Problem statement » Give back a single number, the count of lines containing the word "true".

[Dataset excerpt]
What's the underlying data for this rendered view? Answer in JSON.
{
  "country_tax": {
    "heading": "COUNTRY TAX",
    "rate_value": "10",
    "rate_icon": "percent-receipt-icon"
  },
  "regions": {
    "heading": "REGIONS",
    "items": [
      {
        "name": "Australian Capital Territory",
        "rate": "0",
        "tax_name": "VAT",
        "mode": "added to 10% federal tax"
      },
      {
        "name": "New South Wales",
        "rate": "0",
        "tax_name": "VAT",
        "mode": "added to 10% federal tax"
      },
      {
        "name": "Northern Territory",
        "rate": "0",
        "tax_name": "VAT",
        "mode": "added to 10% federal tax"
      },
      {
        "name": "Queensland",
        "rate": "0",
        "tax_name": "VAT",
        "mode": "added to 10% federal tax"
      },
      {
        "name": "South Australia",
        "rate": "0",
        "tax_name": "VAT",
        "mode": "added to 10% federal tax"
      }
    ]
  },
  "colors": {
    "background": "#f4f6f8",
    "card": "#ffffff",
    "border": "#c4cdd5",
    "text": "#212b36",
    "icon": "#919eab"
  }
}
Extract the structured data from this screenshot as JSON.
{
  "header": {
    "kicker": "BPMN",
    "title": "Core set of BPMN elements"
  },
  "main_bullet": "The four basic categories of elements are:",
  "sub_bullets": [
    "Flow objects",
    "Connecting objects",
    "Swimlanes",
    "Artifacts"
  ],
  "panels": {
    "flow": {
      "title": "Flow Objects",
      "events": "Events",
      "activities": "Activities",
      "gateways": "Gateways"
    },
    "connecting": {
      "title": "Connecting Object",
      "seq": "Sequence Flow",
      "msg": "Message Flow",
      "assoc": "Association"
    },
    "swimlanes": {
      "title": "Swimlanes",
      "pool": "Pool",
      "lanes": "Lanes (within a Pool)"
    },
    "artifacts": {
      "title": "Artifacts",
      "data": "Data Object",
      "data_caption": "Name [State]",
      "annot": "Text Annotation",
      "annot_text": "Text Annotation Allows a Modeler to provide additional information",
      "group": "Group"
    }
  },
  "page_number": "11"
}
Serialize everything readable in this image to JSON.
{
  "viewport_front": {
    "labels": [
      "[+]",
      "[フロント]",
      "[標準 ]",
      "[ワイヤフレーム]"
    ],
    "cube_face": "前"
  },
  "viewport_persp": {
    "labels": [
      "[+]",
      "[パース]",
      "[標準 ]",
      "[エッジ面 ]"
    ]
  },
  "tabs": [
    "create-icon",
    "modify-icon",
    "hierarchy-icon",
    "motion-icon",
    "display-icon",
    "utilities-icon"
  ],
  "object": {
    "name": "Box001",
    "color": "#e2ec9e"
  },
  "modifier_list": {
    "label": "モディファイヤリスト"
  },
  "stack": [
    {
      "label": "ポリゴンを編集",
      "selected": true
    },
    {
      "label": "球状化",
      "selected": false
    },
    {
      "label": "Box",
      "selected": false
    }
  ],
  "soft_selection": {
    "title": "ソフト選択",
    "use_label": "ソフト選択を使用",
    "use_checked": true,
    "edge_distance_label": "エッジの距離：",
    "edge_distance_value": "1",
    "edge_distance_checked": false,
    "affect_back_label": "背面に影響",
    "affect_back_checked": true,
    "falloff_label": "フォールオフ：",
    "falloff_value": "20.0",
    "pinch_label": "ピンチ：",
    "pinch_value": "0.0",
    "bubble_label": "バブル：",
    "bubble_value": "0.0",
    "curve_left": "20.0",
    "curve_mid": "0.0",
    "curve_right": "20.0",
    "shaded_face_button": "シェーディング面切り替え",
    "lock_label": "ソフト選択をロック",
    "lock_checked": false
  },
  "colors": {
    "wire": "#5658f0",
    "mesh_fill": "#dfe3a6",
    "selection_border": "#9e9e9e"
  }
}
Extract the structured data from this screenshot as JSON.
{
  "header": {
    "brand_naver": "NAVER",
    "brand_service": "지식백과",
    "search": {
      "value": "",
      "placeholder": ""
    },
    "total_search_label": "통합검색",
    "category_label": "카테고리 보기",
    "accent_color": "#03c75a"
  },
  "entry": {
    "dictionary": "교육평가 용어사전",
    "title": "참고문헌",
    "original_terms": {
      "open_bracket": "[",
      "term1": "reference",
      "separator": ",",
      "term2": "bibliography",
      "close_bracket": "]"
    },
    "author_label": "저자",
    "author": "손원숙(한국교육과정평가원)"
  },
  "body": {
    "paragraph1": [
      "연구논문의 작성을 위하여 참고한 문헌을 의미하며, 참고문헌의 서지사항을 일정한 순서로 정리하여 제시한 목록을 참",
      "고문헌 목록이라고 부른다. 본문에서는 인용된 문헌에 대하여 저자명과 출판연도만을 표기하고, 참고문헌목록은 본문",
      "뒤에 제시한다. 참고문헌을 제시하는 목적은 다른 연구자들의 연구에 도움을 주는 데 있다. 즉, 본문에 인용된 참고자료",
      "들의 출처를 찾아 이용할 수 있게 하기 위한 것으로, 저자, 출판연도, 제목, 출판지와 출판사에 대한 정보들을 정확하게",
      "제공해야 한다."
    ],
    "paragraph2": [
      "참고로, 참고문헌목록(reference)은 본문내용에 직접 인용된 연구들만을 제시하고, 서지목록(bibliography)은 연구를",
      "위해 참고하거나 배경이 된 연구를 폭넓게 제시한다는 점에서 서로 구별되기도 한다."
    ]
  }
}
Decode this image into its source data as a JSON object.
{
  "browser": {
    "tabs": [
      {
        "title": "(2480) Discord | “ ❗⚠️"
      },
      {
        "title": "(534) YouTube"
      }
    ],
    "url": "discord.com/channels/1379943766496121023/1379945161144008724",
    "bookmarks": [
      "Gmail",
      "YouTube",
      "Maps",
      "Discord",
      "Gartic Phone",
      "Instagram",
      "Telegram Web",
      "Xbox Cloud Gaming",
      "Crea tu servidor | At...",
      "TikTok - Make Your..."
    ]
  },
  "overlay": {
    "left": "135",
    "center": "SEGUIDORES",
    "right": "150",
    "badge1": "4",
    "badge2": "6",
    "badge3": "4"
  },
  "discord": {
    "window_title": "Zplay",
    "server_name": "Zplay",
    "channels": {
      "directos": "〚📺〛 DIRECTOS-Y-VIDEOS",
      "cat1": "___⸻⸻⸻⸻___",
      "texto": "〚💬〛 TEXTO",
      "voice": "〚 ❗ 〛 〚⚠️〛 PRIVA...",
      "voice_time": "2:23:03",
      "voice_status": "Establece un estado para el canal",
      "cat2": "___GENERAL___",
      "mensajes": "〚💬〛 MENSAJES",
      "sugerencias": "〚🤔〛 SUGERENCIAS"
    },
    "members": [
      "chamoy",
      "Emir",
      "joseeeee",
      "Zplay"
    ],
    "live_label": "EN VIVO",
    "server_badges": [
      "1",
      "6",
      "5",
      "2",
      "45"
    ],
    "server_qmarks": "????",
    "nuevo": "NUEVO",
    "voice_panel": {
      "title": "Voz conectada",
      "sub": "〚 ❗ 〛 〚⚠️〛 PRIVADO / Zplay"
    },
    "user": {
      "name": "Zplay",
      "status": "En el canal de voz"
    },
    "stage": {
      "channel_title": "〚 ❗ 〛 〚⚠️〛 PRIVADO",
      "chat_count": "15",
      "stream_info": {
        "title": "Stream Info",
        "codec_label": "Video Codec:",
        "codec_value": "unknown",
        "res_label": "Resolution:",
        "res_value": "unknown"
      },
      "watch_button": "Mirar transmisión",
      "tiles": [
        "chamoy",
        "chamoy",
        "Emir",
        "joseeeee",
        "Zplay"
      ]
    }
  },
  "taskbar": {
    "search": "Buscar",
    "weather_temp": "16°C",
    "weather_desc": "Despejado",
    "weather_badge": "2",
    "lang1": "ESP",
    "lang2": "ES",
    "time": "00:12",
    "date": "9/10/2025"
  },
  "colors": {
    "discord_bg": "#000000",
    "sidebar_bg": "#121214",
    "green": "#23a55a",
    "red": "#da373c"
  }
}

Final result » 3